Brief: Go through the records, and copy each line in which the string "Environment" is present.

Source records
<<<<
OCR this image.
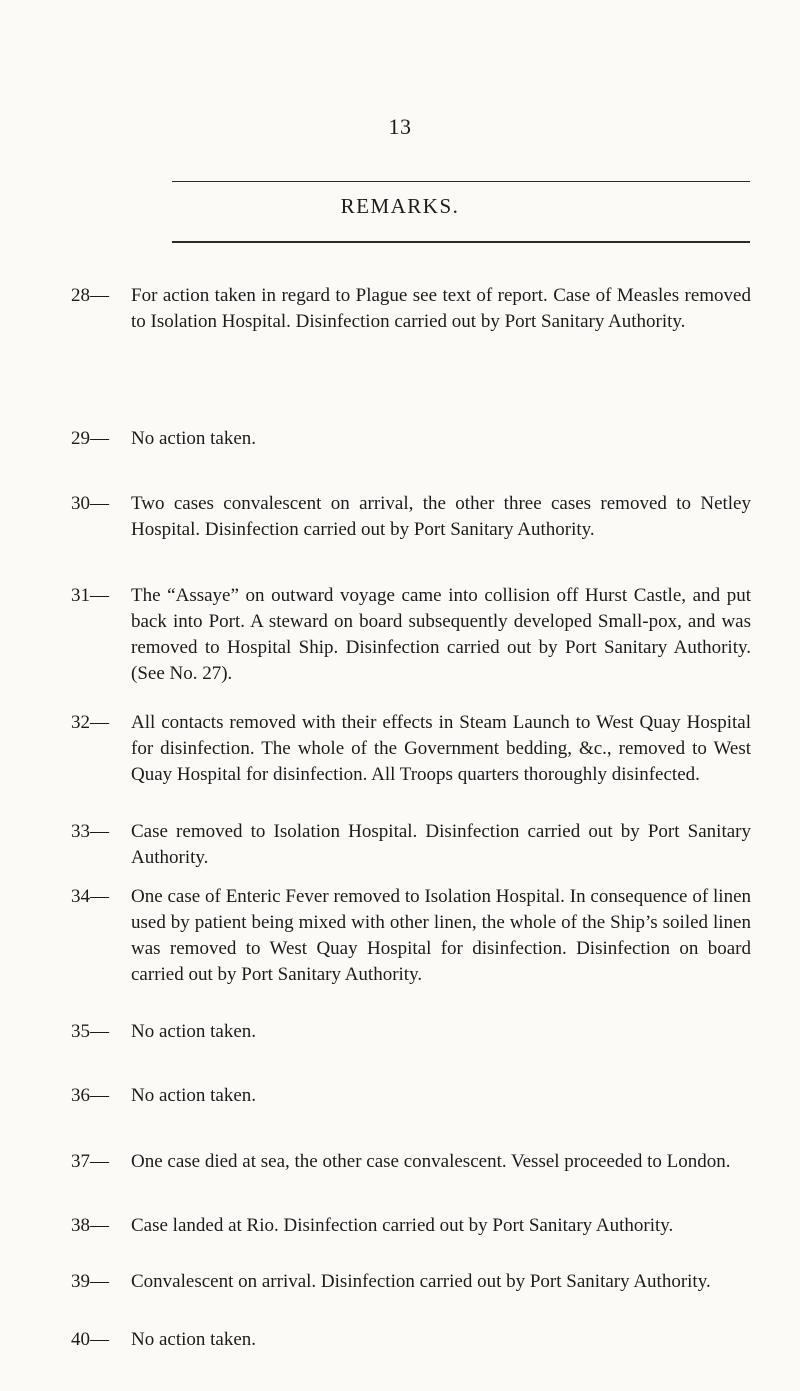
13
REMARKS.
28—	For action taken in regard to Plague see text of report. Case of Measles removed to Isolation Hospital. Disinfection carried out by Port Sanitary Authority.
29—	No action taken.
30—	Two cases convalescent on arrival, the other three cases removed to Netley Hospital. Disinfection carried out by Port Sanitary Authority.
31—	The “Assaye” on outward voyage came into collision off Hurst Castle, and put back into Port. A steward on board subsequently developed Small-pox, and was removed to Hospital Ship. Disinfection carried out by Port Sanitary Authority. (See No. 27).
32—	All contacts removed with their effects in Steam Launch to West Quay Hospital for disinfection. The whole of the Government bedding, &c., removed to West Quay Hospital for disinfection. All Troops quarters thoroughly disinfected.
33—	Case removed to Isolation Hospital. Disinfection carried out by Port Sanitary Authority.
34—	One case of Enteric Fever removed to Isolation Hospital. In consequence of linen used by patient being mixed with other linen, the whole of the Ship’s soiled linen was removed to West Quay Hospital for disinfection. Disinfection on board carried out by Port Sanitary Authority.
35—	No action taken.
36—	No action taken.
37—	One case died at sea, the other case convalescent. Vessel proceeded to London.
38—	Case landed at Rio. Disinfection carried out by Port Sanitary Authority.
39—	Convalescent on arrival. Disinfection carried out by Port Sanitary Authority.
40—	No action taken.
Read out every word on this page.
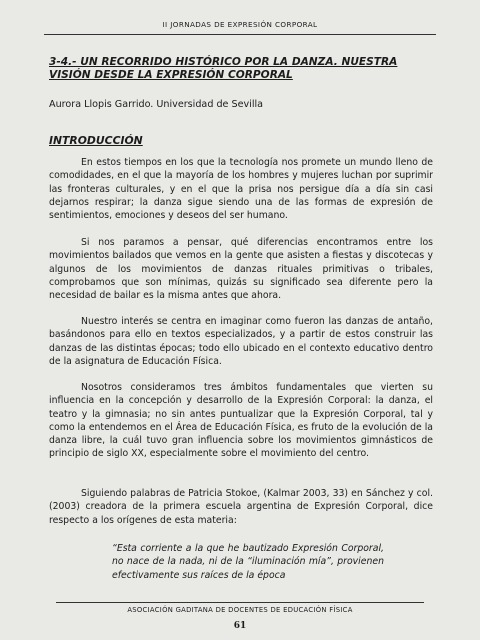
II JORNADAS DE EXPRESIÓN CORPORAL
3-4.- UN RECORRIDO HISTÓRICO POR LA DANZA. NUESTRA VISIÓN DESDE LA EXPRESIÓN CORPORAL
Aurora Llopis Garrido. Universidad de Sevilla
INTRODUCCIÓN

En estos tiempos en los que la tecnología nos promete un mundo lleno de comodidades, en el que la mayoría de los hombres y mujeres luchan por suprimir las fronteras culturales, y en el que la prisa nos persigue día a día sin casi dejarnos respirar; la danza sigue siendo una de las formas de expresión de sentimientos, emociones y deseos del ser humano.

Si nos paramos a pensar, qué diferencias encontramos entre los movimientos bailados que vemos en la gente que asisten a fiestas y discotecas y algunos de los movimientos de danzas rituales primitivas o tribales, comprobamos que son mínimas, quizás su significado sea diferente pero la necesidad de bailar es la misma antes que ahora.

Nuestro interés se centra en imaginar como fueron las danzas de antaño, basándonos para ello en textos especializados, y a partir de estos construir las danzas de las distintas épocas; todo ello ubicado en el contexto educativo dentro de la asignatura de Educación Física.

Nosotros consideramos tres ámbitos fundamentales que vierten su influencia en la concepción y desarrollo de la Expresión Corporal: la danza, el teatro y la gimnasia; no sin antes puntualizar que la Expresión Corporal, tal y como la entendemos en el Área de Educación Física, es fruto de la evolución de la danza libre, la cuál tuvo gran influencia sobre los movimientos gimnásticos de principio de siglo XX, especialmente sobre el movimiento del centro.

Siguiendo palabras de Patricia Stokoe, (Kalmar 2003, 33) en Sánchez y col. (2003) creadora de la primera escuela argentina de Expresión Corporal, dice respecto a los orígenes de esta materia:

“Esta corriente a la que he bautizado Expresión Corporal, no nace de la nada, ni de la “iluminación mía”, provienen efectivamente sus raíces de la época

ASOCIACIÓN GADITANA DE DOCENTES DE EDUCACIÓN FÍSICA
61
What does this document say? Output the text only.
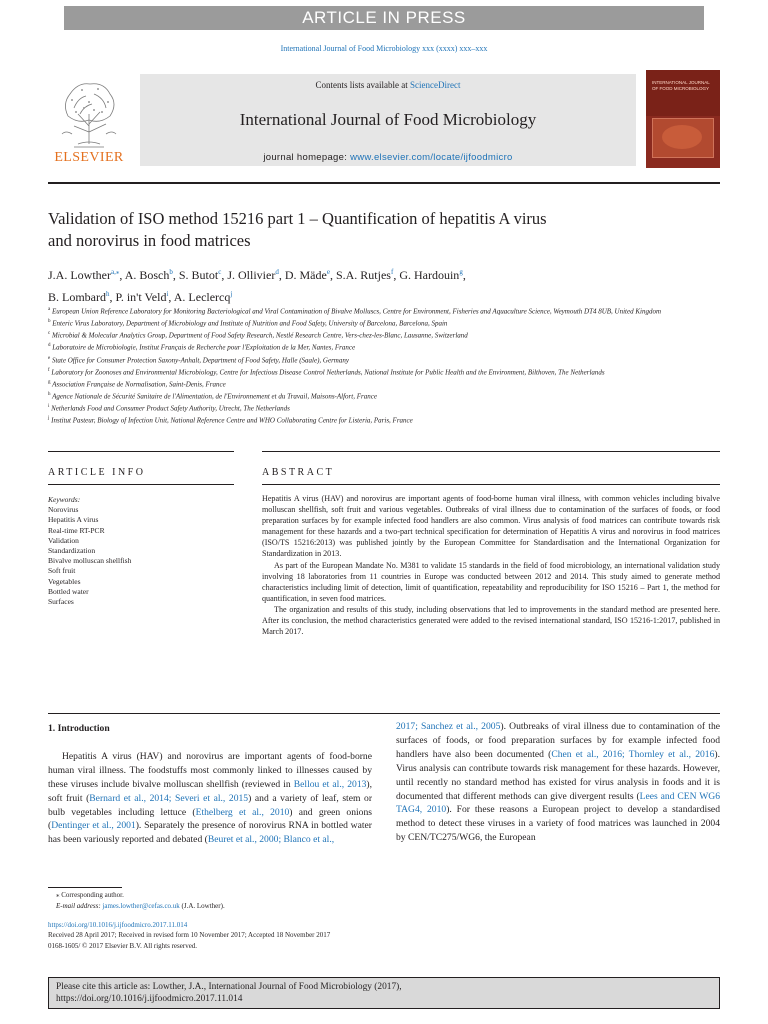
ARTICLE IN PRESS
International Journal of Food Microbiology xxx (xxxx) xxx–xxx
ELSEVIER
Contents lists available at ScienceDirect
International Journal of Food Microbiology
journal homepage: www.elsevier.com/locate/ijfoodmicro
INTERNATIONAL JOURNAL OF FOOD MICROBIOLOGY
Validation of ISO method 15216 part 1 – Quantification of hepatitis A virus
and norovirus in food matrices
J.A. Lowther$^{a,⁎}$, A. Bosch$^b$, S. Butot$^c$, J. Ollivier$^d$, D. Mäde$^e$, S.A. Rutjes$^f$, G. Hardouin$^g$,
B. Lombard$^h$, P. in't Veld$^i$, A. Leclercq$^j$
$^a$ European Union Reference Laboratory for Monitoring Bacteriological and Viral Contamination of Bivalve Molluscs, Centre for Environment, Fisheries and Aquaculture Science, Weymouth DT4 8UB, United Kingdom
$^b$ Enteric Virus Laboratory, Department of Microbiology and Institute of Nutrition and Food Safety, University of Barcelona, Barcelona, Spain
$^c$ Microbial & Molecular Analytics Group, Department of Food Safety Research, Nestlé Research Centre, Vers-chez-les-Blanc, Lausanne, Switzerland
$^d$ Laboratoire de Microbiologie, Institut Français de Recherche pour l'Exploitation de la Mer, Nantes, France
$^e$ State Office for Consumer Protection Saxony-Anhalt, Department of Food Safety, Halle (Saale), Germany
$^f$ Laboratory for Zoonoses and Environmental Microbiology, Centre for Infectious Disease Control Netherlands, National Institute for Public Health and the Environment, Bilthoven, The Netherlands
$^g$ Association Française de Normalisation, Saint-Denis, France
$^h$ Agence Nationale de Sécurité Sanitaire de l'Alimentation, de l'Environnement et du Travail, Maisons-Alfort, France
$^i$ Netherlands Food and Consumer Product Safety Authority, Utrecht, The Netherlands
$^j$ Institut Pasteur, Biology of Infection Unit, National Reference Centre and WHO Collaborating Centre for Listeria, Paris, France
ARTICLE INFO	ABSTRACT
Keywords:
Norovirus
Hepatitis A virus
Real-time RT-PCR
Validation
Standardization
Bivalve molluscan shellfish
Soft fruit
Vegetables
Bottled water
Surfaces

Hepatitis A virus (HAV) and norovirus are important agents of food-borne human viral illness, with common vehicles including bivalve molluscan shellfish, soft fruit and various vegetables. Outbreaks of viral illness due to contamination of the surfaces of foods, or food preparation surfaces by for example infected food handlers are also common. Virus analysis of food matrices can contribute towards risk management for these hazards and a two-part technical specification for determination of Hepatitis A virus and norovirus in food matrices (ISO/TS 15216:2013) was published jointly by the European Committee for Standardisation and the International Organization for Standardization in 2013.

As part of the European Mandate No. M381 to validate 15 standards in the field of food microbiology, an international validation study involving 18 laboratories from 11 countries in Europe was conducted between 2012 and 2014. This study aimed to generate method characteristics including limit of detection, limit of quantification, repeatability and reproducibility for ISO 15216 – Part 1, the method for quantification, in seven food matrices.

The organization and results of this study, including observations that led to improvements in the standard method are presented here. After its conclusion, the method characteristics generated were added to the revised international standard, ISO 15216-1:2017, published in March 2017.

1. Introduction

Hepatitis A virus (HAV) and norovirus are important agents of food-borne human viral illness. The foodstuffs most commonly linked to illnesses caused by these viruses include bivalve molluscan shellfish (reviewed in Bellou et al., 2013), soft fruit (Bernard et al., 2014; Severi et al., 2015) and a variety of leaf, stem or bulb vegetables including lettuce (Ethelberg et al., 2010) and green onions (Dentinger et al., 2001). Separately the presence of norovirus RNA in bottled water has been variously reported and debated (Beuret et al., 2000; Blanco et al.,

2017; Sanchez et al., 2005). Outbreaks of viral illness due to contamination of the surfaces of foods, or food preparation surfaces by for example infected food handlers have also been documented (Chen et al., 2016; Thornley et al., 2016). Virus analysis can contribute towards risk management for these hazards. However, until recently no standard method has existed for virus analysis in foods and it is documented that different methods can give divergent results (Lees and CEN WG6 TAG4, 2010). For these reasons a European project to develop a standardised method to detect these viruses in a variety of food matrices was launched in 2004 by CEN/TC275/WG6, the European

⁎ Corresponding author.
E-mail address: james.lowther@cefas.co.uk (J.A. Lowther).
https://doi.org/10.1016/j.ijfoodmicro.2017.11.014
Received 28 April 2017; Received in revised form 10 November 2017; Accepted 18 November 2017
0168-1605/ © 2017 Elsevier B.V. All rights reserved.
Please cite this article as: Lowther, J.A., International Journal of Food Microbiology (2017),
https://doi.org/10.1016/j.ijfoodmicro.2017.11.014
>>>>
Result below:
$^a$ European Union Reference Laboratory for Monitoring Bacteriological and Viral Contamination of Bivalve Molluscs, Centre for Environment, Fisheries and Aquaculture Science, Weymouth DT4 8UB, United Kingdom
$^f$ Laboratory for Zoonoses and Environmental Microbiology, Centre for Infectious Disease Control Netherlands, National Institute for Public Health and the Environment, Bilthoven, The Netherlands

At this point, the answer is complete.